__AIM OF THE TASK__:
Print the following lines word for word, and leave the pictures out of your answer.
————————
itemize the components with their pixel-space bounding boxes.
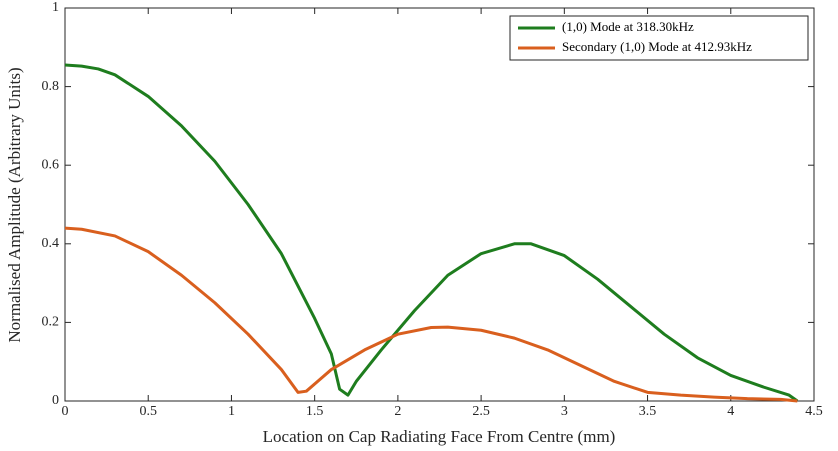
x-tick-label: 4 — [727, 404, 734, 419]
x-axis-label: Location on Cap Radiating Face From Cent… — [263, 427, 616, 446]
x-tick-label: 0.5 — [139, 404, 157, 419]
x-tick-label: 2 — [394, 404, 401, 419]
y-tick-label: 0.2 — [42, 315, 60, 330]
data-line — [64, 63, 799, 403]
x-tick-label: 2.5 — [472, 404, 490, 419]
legend-label: (1,0) Mode at 318.30kHz — [562, 19, 694, 34]
y-tick-label: 0 — [52, 393, 59, 408]
y-tick-label: 0.8 — [42, 79, 60, 94]
y-tick-label: 1 — [52, 0, 59, 15]
y-tick-label: 0.4 — [42, 236, 60, 251]
plot-frame — [64, 7, 815, 402]
x-tick-label: 3 — [561, 404, 568, 419]
x-tick-label: 1 — [228, 404, 235, 419]
x-tick-label: 0 — [62, 404, 69, 419]
y-tick-label: 0.6 — [42, 157, 60, 172]
legend-label: Secondary (1,0) Mode at 412.93kHz — [562, 39, 752, 54]
data-line — [64, 226, 798, 403]
x-tick-label: 1.5 — [306, 404, 324, 419]
legend-box — [509, 15, 809, 61]
y-axis-label: Normalised Amplitude (Arbitrary Units) — [5, 67, 24, 342]
x-tick-label: 3.5 — [639, 404, 657, 419]
x-tick-label: 4.5 — [805, 404, 823, 419]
————————
__THE RESPONSE__:
itemize the components with their pixel-space bounding boxes.
x-tick-label: 4 — [727, 404, 734, 419]
x-axis-label: Location on Cap Radiating Face From Cent… — [263, 427, 616, 446]
x-tick-label: 0.5 — [139, 404, 157, 419]
x-tick-label: 2 — [394, 404, 401, 419]
y-tick-label: 0.2 — [42, 315, 60, 330]
data-line — [64, 63, 799, 403]
x-tick-label: 2.5 — [472, 404, 490, 419]
legend-label: (1,0) Mode at 318.30kHz — [562, 19, 694, 34]
y-tick-label: 0 — [52, 393, 59, 408]
y-tick-label: 0.8 — [42, 79, 60, 94]
y-tick-label: 1 — [52, 0, 59, 15]
y-tick-label: 0.4 — [42, 236, 60, 251]
plot-frame — [64, 7, 815, 402]
x-tick-label: 3 — [561, 404, 568, 419]
x-tick-label: 1 — [228, 404, 235, 419]
x-tick-label: 0 — [62, 404, 69, 419]
y-tick-label: 0.6 — [42, 157, 60, 172]
legend-label: Secondary (1,0) Mode at 412.93kHz — [562, 39, 752, 54]
data-line — [64, 226, 798, 403]
x-tick-label: 1.5 — [306, 404, 324, 419]
legend-box — [509, 15, 809, 61]
y-axis-label: Normalised Amplitude (Arbitrary Units) — [5, 67, 24, 342]
x-tick-label: 3.5 — [639, 404, 657, 419]
x-tick-label: 4.5 — [805, 404, 823, 419]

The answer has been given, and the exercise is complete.